## Given request
Once the pictures are set aside, transcribe the remaining data exactly.

======== Supplied material

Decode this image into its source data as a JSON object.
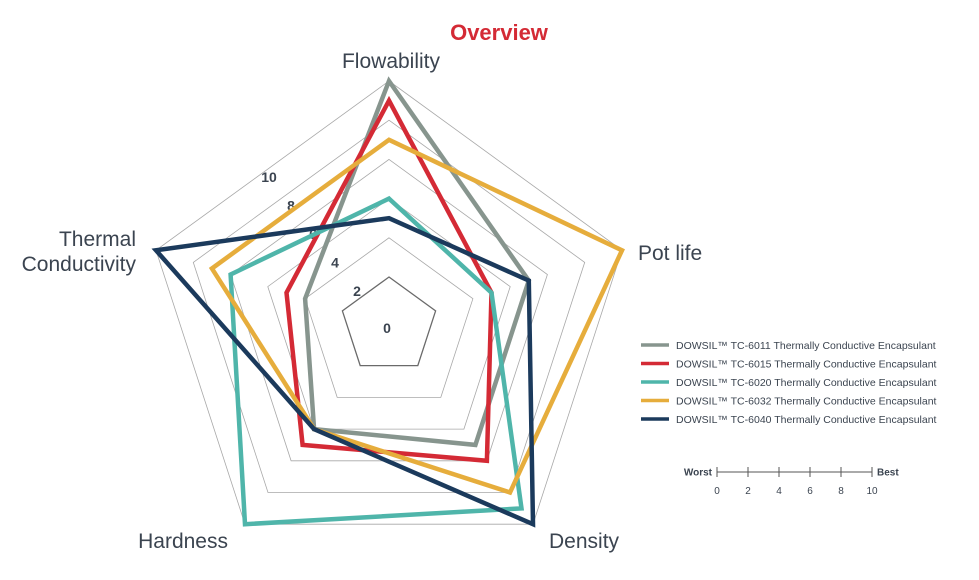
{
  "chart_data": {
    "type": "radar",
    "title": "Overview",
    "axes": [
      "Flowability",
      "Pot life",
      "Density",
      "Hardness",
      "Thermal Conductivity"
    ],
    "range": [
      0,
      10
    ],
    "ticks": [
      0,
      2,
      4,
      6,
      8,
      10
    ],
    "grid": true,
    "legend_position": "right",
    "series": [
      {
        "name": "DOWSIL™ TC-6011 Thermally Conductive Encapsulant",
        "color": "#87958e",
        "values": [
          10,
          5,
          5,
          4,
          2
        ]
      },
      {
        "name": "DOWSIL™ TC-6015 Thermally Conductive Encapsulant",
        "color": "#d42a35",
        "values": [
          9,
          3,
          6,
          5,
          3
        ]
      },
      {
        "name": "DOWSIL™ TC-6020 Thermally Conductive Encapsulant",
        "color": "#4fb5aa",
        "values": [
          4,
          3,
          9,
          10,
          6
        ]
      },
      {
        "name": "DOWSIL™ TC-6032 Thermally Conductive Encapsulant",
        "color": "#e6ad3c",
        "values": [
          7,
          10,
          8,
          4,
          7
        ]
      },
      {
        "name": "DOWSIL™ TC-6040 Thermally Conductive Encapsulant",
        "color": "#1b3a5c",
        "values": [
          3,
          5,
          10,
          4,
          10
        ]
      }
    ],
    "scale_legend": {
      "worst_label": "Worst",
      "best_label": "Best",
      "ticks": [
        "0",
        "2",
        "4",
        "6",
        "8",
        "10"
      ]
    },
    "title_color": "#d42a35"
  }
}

================

## Finished answer
Decode this image into its source data as a JSON object.
{
  "chart_data": {
    "type": "radar",
    "title": "Overview",
    "axes": [
      "Flowability",
      "Pot life",
      "Density",
      "Hardness",
      "Thermal Conductivity"
    ],
    "range": [
      0,
      10
    ],
    "ticks": [
      0,
      2,
      4,
      6,
      8,
      10
    ],
    "grid": true,
    "legend_position": "right",
    "series": [
      {
        "name": "DOWSIL™ TC-6011 Thermally Conductive Encapsulant",
        "color": "#87958e",
        "values": [
          10,
          5,
          5,
          4,
          2
        ]
      },
      {
        "name": "DOWSIL™ TC-6015 Thermally Conductive Encapsulant",
        "color": "#d42a35",
        "values": [
          9,
          3,
          6,
          5,
          3
        ]
      },
      {
        "name": "DOWSIL™ TC-6020 Thermally Conductive Encapsulant",
        "color": "#4fb5aa",
        "values": [
          4,
          3,
          9,
          10,
          6
        ]
      },
      {
        "name": "DOWSIL™ TC-6032 Thermally Conductive Encapsulant",
        "color": "#e6ad3c",
        "values": [
          7,
          10,
          8,
          4,
          7
        ]
      },
      {
        "name": "DOWSIL™ TC-6040 Thermally Conductive Encapsulant",
        "color": "#1b3a5c",
        "values": [
          3,
          5,
          10,
          4,
          10
        ]
      }
    ],
    "scale_legend": {
      "worst_label": "Worst",
      "best_label": "Best",
      "ticks": [
        "0",
        "2",
        "4",
        "6",
        "8",
        "10"
      ]
    },
    "title_color": "#d42a35"
  }
}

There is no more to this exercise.